AVAILABLE RECORDS>
:::::
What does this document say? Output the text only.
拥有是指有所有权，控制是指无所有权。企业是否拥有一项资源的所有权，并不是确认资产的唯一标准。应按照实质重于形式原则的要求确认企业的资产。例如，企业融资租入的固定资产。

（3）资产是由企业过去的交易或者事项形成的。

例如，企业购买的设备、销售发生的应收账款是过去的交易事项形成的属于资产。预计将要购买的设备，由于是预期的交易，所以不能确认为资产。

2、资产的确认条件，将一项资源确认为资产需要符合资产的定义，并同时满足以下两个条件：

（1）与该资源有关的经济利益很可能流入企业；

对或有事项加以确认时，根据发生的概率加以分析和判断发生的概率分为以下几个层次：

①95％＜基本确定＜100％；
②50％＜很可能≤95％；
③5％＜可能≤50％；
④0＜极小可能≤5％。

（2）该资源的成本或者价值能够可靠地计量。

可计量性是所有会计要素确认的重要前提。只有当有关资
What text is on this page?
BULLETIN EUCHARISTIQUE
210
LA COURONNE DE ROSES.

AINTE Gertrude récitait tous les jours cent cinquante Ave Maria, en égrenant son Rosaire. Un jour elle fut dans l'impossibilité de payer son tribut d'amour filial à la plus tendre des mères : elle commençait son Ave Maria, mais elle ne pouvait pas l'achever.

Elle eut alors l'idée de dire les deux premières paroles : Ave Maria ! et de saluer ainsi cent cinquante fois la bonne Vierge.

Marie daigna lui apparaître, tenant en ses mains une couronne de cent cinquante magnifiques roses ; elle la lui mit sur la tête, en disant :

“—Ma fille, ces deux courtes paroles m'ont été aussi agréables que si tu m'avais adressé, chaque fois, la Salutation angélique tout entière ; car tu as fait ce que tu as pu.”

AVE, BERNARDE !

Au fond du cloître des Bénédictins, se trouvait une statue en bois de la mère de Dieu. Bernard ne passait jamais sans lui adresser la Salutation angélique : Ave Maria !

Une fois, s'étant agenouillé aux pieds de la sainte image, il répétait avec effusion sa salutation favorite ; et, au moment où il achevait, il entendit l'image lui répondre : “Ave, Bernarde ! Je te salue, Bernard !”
:::::
TASK TO CARRY OUT>
Please set down the whole listing above without altering a single line.

RESPONSE TO THE TASK>
What does this document say? Output the text only.
拥有是指有所有权，控制是指无所有权。企业是否拥有一项资源的所有权，并不是确认资产的唯一标准。应按照实质重于形式原则的要求确认企业的资产。例如，企业融资租入的固定资产。

（3）资产是由企业过去的交易或者事项形成的。

例如，企业购买的设备、销售发生的应收账款是过去的交易事项形成的属于资产。预计将要购买的设备，由于是预期的交易，所以不能确认为资产。

2、资产的确认条件，将一项资源确认为资产需要符合资产的定义，并同时满足以下两个条件：

（1）与该资源有关的经济利益很可能流入企业；

对或有事项加以确认时，根据发生的概率加以分析和判断发生的概率分为以下几个层次：

①95％＜基本确定＜100％；
②50％＜很可能≤95％；
③5％＜可能≤50％；
④0＜极小可能≤5％。

（2）该资源的成本或者价值能够可靠地计量。

可计量性是所有会计要素确认的重要前提。只有当有关资
What text is on this page?
BULLETIN EUCHARISTIQUE
210
LA COURONNE DE ROSES.

AINTE Gertrude récitait tous les jours cent cinquante Ave Maria, en égrenant son Rosaire. Un jour elle fut dans l'impossibilité de payer son tribut d'amour filial à la plus tendre des mères : elle commençait son Ave Maria, mais elle ne pouvait pas l'achever.

Elle eut alors l'idée de dire les deux premières paroles : Ave Maria ! et de saluer ainsi cent cinquante fois la bonne Vierge.

Marie daigna lui apparaître, tenant en ses mains une couronne de cent cinquante magnifiques roses ; elle la lui mit sur la tête, en disant :

“—Ma fille, ces deux courtes paroles m'ont été aussi agréables que si tu m'avais adressé, chaque fois, la Salutation angélique tout entière ; car tu as fait ce que tu as pu.”

AVE, BERNARDE !

Au fond du cloître des Bénédictins, se trouvait une statue en bois de la mère de Dieu. Bernard ne passait jamais sans lui adresser la Salutation angélique : Ave Maria !

Une fois, s'étant agenouillé aux pieds de la sainte image, il répétait avec effusion sa salutation favorite ; et, au moment où il achevait, il entendit l'image lui répondre : “Ave, Bernarde ! Je te salue, Bernard !”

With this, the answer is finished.